What is asked: Show all lines holding the string "Clay".

Input material:
=-=-=
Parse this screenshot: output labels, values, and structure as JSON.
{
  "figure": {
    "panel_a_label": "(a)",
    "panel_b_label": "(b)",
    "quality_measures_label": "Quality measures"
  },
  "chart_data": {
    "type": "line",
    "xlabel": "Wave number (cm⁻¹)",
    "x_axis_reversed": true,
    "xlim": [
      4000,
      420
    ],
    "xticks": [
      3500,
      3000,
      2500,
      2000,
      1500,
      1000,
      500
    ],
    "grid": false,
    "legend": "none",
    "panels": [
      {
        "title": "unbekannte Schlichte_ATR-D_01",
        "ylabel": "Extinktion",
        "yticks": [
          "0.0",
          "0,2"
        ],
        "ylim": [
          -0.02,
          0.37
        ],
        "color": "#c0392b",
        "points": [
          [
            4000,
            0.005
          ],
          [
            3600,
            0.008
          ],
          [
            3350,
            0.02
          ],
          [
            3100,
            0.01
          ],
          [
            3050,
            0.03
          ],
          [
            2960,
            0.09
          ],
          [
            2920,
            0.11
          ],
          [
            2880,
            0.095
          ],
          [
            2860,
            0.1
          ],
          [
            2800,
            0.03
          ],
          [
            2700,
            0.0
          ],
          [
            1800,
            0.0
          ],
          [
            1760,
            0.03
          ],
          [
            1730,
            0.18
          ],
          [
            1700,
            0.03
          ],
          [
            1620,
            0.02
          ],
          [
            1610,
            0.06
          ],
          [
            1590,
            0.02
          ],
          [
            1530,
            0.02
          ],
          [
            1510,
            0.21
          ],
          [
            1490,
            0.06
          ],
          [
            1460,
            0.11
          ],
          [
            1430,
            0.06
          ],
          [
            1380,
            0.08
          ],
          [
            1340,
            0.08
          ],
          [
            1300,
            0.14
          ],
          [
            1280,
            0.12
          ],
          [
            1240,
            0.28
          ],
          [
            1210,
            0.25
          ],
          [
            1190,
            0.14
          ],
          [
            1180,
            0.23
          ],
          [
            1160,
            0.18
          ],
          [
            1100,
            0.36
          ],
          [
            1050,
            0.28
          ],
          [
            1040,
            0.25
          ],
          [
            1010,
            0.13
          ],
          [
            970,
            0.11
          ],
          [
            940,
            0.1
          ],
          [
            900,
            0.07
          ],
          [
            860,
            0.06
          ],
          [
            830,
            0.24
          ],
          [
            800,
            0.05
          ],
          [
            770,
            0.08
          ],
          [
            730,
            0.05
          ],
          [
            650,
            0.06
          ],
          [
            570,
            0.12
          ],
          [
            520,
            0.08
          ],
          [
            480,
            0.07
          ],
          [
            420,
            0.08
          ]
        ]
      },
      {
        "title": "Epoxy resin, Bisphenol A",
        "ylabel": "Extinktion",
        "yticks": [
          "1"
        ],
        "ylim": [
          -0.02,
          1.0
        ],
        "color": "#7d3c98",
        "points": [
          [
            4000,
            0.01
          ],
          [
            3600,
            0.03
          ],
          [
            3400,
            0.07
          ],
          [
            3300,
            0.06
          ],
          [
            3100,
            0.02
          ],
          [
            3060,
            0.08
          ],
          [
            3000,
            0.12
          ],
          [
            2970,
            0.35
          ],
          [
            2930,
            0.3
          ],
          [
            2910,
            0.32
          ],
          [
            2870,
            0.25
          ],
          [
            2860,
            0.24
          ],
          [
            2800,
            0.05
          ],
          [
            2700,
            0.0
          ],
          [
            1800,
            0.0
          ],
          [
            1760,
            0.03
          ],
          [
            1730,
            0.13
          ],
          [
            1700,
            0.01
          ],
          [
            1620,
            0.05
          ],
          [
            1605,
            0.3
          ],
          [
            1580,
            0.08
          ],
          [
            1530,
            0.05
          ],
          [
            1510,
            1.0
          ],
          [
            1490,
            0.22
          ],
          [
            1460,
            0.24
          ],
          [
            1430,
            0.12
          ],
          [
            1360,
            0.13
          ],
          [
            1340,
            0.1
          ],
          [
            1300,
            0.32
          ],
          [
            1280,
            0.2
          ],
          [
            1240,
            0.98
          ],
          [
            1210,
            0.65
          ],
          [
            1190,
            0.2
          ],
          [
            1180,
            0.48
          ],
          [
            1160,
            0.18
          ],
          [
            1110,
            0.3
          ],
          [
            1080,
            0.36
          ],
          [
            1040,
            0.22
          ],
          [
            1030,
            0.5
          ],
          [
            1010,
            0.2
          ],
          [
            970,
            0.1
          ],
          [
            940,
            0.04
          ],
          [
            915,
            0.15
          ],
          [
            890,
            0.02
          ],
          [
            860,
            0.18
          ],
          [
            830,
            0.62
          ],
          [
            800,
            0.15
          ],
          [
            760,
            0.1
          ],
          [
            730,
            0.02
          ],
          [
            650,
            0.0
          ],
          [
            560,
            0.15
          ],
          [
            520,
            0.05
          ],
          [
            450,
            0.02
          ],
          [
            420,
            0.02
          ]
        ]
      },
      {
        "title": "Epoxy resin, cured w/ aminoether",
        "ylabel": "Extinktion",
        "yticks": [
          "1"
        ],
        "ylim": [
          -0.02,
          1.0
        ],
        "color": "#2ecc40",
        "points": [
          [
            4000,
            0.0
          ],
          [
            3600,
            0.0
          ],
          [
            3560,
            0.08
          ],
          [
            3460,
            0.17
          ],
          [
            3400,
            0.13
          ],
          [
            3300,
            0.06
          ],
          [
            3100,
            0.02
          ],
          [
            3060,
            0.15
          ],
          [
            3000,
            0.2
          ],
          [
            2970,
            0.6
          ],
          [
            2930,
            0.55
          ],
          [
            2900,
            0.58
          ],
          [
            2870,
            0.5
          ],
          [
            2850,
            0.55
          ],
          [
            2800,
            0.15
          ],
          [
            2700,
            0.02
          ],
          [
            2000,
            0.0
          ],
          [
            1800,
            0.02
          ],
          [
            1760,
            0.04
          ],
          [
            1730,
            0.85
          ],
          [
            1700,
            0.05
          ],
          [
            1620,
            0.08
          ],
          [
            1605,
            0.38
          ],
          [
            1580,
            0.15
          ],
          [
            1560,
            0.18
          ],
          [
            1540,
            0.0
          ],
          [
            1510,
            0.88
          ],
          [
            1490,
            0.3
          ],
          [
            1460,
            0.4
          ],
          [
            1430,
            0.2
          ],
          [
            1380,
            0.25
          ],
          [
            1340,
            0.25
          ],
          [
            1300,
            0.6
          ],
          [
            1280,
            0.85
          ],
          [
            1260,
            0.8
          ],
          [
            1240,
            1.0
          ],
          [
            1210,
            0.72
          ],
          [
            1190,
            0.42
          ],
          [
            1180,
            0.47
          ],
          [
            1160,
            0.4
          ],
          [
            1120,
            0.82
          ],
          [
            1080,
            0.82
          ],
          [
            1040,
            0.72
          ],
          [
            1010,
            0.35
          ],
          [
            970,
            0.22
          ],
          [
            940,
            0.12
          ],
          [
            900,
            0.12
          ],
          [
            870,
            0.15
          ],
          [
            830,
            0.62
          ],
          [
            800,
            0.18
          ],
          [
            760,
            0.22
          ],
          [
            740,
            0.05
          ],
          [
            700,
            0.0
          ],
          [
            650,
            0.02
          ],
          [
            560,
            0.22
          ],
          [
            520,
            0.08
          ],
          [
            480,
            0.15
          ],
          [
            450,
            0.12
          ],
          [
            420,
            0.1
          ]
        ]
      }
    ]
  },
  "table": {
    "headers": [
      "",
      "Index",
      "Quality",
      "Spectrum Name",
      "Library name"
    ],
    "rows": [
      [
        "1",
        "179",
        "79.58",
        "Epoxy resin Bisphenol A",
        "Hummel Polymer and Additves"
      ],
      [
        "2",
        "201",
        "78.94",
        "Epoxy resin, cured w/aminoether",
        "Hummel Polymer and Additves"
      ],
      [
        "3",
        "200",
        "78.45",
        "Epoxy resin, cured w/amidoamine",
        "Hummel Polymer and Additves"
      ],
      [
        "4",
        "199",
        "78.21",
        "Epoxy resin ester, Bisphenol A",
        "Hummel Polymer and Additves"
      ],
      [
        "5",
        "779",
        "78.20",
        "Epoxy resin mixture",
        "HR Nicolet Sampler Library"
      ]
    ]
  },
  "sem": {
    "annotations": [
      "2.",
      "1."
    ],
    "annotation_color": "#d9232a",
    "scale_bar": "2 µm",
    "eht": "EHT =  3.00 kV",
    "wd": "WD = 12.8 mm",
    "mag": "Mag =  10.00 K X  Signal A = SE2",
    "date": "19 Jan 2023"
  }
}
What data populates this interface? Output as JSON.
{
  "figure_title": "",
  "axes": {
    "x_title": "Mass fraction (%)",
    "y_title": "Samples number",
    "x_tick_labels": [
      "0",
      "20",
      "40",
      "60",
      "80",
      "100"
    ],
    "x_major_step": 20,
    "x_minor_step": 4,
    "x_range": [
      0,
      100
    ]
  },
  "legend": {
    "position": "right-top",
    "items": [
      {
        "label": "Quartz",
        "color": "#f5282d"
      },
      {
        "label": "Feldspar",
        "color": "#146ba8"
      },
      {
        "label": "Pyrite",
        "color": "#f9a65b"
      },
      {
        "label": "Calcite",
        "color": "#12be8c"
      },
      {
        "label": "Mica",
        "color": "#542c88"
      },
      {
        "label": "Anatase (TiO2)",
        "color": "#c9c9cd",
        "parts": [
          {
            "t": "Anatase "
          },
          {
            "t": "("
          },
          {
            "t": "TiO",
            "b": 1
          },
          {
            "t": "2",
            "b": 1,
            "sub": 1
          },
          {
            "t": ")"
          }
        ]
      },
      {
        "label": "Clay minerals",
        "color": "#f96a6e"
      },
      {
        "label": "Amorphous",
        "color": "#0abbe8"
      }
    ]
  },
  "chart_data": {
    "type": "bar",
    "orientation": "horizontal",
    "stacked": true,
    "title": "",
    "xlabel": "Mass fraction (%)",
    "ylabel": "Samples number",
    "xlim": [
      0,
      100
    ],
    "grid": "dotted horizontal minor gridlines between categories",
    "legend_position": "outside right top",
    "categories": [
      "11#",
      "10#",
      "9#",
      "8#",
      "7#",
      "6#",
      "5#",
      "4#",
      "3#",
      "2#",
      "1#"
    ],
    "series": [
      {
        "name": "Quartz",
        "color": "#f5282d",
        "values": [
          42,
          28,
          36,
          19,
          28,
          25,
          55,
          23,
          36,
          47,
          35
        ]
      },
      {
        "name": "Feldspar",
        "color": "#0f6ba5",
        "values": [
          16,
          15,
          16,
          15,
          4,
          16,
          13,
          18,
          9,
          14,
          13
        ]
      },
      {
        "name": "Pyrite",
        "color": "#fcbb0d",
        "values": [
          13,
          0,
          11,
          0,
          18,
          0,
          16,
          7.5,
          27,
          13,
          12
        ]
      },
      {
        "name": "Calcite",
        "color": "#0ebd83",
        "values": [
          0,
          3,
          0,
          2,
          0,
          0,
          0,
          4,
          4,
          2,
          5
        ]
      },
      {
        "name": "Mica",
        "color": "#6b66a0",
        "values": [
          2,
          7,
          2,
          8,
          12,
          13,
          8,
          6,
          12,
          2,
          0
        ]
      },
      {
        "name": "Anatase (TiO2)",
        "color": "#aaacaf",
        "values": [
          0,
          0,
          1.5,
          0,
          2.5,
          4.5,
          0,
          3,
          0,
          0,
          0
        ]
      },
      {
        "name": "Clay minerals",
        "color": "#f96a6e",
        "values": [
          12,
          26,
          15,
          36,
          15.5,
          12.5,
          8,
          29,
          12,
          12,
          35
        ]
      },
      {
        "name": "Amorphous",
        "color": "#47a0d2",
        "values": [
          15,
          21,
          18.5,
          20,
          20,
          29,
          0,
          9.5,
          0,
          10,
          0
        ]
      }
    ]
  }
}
=-=-=
Task response:
        "label": "Clay minerals",
        "name": "Clay minerals",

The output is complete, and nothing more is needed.